- **Exercise**:
Do any lines in the data below contain "учет"? If so, copy every one of them.

- **Data provided**:
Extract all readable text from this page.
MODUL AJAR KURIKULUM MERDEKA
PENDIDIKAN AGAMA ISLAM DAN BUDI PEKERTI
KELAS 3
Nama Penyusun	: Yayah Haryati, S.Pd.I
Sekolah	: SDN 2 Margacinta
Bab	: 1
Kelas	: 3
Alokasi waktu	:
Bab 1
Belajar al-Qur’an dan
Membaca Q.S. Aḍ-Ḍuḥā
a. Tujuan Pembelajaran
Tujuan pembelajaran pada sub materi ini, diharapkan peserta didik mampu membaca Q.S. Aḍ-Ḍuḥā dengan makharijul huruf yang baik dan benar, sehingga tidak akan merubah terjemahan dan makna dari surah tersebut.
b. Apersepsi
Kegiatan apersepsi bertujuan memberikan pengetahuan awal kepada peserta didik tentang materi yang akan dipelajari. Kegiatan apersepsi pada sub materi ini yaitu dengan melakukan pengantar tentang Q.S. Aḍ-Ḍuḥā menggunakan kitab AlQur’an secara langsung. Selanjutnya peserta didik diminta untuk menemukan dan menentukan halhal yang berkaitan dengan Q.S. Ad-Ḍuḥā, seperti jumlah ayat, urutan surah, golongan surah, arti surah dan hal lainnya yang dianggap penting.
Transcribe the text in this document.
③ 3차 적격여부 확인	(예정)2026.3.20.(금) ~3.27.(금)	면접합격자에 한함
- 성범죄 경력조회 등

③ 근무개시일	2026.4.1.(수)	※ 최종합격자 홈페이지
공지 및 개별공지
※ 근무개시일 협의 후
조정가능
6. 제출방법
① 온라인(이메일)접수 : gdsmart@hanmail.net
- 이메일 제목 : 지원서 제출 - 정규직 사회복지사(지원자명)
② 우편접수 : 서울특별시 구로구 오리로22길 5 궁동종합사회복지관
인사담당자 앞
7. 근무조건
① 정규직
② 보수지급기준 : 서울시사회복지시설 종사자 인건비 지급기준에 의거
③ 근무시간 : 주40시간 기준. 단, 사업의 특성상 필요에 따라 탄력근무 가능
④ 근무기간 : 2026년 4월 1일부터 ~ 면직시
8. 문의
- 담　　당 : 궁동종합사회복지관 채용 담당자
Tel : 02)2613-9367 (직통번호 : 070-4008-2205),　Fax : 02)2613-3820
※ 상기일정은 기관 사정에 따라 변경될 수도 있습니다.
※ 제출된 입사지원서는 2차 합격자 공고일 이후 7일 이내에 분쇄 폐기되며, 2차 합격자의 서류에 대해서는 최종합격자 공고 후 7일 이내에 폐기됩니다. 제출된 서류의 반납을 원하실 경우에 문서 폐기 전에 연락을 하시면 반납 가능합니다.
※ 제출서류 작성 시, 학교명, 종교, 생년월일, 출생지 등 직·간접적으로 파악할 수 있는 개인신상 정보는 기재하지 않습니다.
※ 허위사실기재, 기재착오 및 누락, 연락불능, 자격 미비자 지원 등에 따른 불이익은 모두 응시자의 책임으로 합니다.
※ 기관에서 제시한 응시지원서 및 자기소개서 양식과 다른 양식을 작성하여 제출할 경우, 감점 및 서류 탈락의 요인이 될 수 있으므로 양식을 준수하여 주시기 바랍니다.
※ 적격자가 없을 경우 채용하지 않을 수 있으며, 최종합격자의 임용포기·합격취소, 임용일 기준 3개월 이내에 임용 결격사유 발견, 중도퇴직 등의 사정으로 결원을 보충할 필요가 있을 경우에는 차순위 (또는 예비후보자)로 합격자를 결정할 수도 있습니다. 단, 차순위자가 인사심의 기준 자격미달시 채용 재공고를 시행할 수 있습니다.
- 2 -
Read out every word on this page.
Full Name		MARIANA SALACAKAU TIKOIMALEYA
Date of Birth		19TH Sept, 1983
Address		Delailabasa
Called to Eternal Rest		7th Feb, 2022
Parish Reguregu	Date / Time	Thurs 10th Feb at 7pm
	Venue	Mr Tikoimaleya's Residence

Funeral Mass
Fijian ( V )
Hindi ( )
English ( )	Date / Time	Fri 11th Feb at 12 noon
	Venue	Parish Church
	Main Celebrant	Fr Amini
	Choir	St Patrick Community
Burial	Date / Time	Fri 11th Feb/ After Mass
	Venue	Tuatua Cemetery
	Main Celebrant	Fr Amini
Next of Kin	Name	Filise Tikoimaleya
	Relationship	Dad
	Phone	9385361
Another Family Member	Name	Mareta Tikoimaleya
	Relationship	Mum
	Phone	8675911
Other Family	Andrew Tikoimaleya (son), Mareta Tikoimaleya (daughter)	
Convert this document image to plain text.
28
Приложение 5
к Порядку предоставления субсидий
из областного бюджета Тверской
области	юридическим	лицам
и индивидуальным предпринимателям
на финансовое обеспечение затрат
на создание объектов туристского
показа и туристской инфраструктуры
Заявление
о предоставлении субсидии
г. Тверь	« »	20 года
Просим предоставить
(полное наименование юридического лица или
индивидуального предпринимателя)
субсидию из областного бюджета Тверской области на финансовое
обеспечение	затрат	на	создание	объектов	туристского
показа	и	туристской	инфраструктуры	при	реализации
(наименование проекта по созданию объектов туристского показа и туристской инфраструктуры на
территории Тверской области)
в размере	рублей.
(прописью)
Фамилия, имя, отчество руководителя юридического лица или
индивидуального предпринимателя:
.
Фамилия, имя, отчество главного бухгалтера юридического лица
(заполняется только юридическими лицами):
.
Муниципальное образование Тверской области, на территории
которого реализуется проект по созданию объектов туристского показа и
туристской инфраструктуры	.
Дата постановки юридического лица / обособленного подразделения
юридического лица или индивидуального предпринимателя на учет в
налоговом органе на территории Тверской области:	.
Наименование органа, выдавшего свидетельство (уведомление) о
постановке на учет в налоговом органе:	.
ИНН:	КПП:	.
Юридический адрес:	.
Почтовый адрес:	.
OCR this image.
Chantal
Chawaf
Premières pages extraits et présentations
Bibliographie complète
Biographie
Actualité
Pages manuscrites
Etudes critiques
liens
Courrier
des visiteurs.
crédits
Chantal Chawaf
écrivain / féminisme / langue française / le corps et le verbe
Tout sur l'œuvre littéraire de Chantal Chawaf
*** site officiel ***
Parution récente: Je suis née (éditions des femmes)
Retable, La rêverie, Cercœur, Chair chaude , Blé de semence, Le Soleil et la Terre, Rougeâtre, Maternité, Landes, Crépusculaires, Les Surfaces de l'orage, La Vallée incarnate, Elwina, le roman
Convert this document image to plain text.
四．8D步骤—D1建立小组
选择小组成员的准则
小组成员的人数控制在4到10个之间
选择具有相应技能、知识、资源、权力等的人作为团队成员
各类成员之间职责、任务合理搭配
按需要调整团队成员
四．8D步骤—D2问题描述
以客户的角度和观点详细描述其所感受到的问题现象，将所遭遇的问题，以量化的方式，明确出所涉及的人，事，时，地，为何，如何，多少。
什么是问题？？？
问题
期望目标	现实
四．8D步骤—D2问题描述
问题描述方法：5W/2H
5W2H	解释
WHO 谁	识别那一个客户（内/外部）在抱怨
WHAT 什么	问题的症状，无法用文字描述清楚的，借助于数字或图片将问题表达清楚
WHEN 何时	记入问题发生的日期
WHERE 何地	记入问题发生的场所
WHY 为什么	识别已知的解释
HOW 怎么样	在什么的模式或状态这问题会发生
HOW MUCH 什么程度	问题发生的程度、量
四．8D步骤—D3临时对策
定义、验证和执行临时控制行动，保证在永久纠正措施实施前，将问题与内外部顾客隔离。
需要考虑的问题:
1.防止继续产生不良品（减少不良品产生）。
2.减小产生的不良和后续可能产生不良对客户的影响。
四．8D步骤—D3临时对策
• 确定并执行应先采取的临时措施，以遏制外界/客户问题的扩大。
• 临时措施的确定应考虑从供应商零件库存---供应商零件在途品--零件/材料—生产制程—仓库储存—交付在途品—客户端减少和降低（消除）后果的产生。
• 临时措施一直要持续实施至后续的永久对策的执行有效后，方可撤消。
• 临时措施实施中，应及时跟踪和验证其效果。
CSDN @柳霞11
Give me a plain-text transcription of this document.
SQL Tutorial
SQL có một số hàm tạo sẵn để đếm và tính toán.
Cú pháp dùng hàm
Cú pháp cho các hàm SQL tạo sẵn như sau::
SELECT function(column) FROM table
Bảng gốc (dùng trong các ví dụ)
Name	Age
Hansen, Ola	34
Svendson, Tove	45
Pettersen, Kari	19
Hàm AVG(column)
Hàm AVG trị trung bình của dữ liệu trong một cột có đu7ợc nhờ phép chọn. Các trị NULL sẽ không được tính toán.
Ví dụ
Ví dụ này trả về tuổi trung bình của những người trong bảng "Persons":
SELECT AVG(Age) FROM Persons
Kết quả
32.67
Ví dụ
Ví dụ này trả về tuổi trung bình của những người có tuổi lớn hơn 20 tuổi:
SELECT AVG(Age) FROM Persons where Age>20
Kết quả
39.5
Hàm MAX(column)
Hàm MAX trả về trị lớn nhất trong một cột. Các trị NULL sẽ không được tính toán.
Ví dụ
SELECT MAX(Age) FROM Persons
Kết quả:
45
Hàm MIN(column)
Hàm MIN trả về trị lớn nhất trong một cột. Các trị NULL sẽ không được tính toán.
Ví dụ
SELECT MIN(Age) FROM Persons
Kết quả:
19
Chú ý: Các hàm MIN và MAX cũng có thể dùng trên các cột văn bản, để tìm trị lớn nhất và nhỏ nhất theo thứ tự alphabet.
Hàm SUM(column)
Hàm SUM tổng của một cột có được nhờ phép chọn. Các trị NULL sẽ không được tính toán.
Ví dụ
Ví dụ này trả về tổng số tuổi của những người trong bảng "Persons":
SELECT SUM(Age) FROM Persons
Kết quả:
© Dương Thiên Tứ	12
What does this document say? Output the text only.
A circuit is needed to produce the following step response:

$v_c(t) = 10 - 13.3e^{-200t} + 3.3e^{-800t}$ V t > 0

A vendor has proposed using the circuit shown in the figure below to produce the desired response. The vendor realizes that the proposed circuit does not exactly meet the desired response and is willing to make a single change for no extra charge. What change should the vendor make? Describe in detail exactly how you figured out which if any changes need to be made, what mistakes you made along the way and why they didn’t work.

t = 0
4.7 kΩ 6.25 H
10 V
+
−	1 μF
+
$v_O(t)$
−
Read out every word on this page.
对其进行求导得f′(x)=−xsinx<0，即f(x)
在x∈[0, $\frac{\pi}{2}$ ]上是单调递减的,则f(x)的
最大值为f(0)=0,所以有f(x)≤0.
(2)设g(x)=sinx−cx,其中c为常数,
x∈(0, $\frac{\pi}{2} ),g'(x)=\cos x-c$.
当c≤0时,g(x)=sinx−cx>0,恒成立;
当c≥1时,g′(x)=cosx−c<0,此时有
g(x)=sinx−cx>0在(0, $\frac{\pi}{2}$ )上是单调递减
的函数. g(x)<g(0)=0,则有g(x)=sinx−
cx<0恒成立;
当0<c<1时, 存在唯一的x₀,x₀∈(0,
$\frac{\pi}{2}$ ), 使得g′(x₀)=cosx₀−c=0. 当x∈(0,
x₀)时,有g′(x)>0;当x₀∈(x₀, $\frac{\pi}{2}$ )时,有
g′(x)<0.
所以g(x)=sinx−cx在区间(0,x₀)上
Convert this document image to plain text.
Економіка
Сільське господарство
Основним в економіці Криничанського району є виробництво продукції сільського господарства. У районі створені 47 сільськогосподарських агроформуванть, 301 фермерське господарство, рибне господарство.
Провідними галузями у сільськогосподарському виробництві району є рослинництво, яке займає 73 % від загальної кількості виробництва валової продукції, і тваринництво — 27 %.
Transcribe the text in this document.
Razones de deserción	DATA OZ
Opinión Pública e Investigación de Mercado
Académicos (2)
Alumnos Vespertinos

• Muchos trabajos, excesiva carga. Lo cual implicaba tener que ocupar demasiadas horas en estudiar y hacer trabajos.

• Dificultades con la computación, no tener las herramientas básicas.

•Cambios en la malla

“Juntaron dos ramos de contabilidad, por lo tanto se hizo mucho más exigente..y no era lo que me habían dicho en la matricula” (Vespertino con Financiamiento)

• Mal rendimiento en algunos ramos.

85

- **Response**:
юридического лица или индивидуального предпринимателя на учет в
постановке на учет в налоговом органе:	.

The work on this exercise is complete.